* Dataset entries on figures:
_____

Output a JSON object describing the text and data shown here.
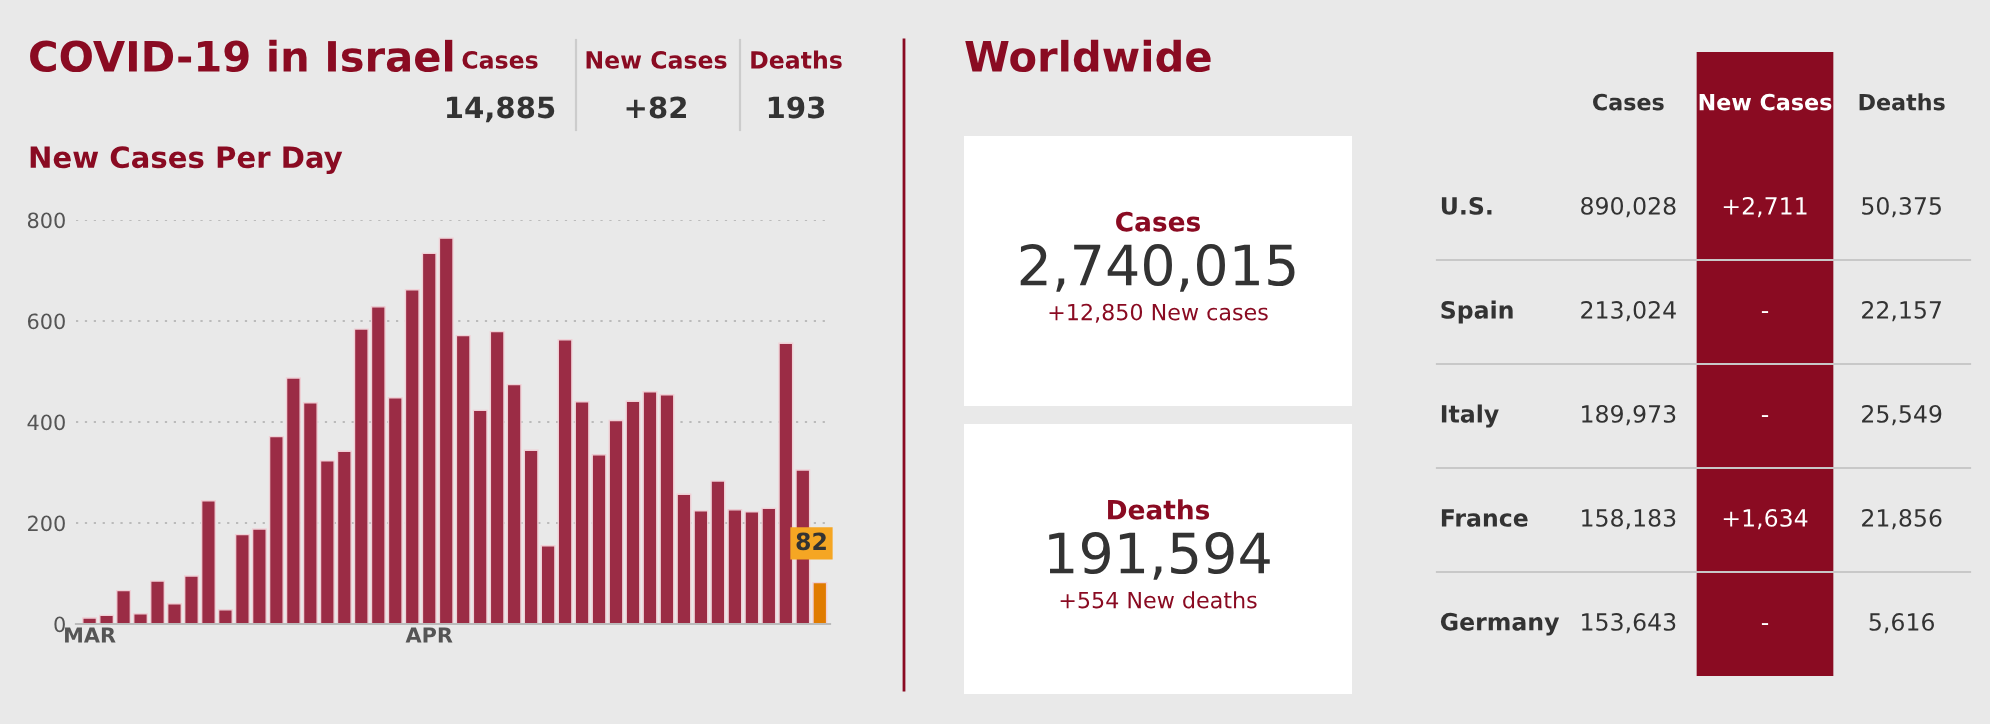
{
  "chart_data": [
    {
      "type": "other",
      "title": "COVID-19 in Israel",
      "categories": [
        "Cases",
        "New Cases",
        "Deaths"
      ],
      "value_labels": [
        "14,885",
        "+82",
        "193"
      ]
    },
    {
      "type": "bar",
      "title": "New Cases Per Day",
      "categories": [
        "MAR",
        null,
        null,
        null,
        null,
        null,
        null,
        null,
        null,
        null,
        null,
        null,
        null,
        null,
        null,
        null,
        null,
        null,
        null,
        null,
        "APR",
        null,
        null,
        null,
        null,
        null,
        null,
        null,
        null,
        null,
        null,
        null,
        null,
        null,
        null,
        null,
        null,
        null,
        null,
        null,
        null,
        null,
        null,
        null
      ],
      "values": [
        12,
        17,
        66,
        20,
        85,
        40,
        95,
        244,
        28,
        177,
        188,
        371,
        487,
        438,
        323,
        342,
        584,
        628,
        448,
        662,
        734,
        764,
        571,
        423,
        579,
        474,
        344,
        155,
        563,
        440,
        335,
        403,
        441,
        460,
        454,
        257,
        224,
        283,
        226,
        222,
        229,
        556,
        305,
        82
      ],
      "colors": [
        "#9b2c45",
        "#9b2c45",
        "#9b2c45",
        "#9b2c45",
        "#9b2c45",
        "#9b2c45",
        "#9b2c45",
        "#9b2c45",
        "#9b2c45",
        "#9b2c45",
        "#9b2c45",
        "#9b2c45",
        "#9b2c45",
        "#9b2c45",
        "#9b2c45",
        "#9b2c45",
        "#9b2c45",
        "#9b2c45",
        "#9b2c45",
        "#9b2c45",
        "#9b2c45",
        "#9b2c45",
        "#9b2c45",
        "#9b2c45",
        "#9b2c45",
        "#9b2c45",
        "#9b2c45",
        "#9b2c45",
        "#9b2c45",
        "#9b2c45",
        "#9b2c45",
        "#9b2c45",
        "#9b2c45",
        "#9b2c45",
        "#9b2c45",
        "#9b2c45",
        "#9b2c45",
        "#9b2c45",
        "#9b2c45",
        "#9b2c45",
        "#9b2c45",
        "#9b2c45",
        "#9b2c45",
        "#e07b00"
      ],
      "value_labels": [
        null,
        null,
        null,
        null,
        null,
        null,
        null,
        null,
        null,
        null,
        null,
        null,
        null,
        null,
        null,
        null,
        null,
        null,
        null,
        null,
        null,
        null,
        null,
        null,
        null,
        null,
        null,
        null,
        null,
        null,
        null,
        null,
        null,
        null,
        null,
        null,
        null,
        null,
        null,
        null,
        null,
        null,
        null,
        "82"
      ],
      "ylim": [
        0,
        800
      ],
      "yticks": [
        0,
        200,
        400,
        600,
        800
      ],
      "grid": "y",
      "legend": false
    },
    {
      "type": "other",
      "title": "Worldwide",
      "categories": [
        "Cases",
        "Deaths"
      ],
      "value_labels": [
        "2,740,015",
        "191,594"
      ],
      "annotations": [
        "+12,850 New cases",
        "+554 New deaths"
      ]
    },
    {
      "type": "other",
      "categories": [
        "Cases",
        "New Cases",
        "Deaths"
      ],
      "y_categories": [
        "U.S.",
        "Spain",
        "Italy",
        "France",
        "Germany"
      ],
      "cell_labels": [
        [
          "890,028",
          "+2,711",
          "50,375"
        ],
        [
          "213,024",
          "-",
          "22,157"
        ],
        [
          "189,973",
          "-",
          "25,549"
        ],
        [
          "158,183",
          "+1,634",
          "21,856"
        ],
        [
          "153,643",
          "-",
          "5,616"
        ]
      ],
      "colors": [
        null,
        "#8a0b22",
        null
      ]
    }
  ]
}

_____

* SHORT EXERCISE:
Write out each line again precisely as it appears, skipping every picture.

* TASK ANSWER:
Output a JSON object describing the text and data shown here.
{
  "chart_data": [
    {
      "type": "other",
      "title": "COVID-19 in Israel",
      "categories": [
        "Cases",
        "New Cases",
        "Deaths"
      ],
      "value_labels": [
        "14,885",
        "+82",
        "193"
      ]
    },
    {
      "type": "bar",
      "title": "New Cases Per Day",
      "categories": [
        "MAR",
        null,
        null,
        null,
        null,
        null,
        null,
        null,
        null,
        null,
        null,
        null,
        null,
        null,
        null,
        null,
        null,
        null,
        null,
        null,
        "APR",
        null,
        null,
        null,
        null,
        null,
        null,
        null,
        null,
        null,
        null,
        null,
        null,
        null,
        null,
        null,
        null,
        null,
        null,
        null,
        null,
        null,
        null,
        null
      ],
      "values": [
        12,
        17,
        66,
        20,
        85,
        40,
        95,
        244,
        28,
        177,
        188,
        371,
        487,
        438,
        323,
        342,
        584,
        628,
        448,
        662,
        734,
        764,
        571,
        423,
        579,
        474,
        344,
        155,
        563,
        440,
        335,
        403,
        441,
        460,
        454,
        257,
        224,
        283,
        226,
        222,
        229,
        556,
        305,
        82
      ],
      "colors": [
        "#9b2c45",
        "#9b2c45",
        "#9b2c45",
        "#9b2c45",
        "#9b2c45",
        "#9b2c45",
        "#9b2c45",
        "#9b2c45",
        "#9b2c45",
        "#9b2c45",
        "#9b2c45",
        "#9b2c45",
        "#9b2c45",
        "#9b2c45",
        "#9b2c45",
        "#9b2c45",
        "#9b2c45",
        "#9b2c45",
        "#9b2c45",
        "#9b2c45",
        "#9b2c45",
        "#9b2c45",
        "#9b2c45",
        "#9b2c45",
        "#9b2c45",
        "#9b2c45",
        "#9b2c45",
        "#9b2c45",
        "#9b2c45",
        "#9b2c45",
        "#9b2c45",
        "#9b2c45",
        "#9b2c45",
        "#9b2c45",
        "#9b2c45",
        "#9b2c45",
        "#9b2c45",
        "#9b2c45",
        "#9b2c45",
        "#9b2c45",
        "#9b2c45",
        "#9b2c45",
        "#9b2c45",
        "#e07b00"
      ],
      "value_labels": [
        null,
        null,
        null,
        null,
        null,
        null,
        null,
        null,
        null,
        null,
        null,
        null,
        null,
        null,
        null,
        null,
        null,
        null,
        null,
        null,
        null,
        null,
        null,
        null,
        null,
        null,
        null,
        null,
        null,
        null,
        null,
        null,
        null,
        null,
        null,
        null,
        null,
        null,
        null,
        null,
        null,
        null,
        null,
        "82"
      ],
      "ylim": [
        0,
        800
      ],
      "yticks": [
        0,
        200,
        400,
        600,
        800
      ],
      "grid": "y",
      "legend": false
    },
    {
      "type": "other",
      "title": "Worldwide",
      "categories": [
        "Cases",
        "Deaths"
      ],
      "value_labels": [
        "2,740,015",
        "191,594"
      ],
      "annotations": [
        "+12,850 New cases",
        "+554 New deaths"
      ]
    },
    {
      "type": "other",
      "categories": [
        "Cases",
        "New Cases",
        "Deaths"
      ],
      "y_categories": [
        "U.S.",
        "Spain",
        "Italy",
        "France",
        "Germany"
      ],
      "cell_labels": [
        [
          "890,028",
          "+2,711",
          "50,375"
        ],
        [
          "213,024",
          "-",
          "22,157"
        ],
        [
          "189,973",
          "-",
          "25,549"
        ],
        [
          "158,183",
          "+1,634",
          "21,856"
        ],
        [
          "153,643",
          "-",
          "5,616"
        ]
      ],
      "colors": [
        null,
        "#8a0b22",
        null
      ]
    }
  ]
}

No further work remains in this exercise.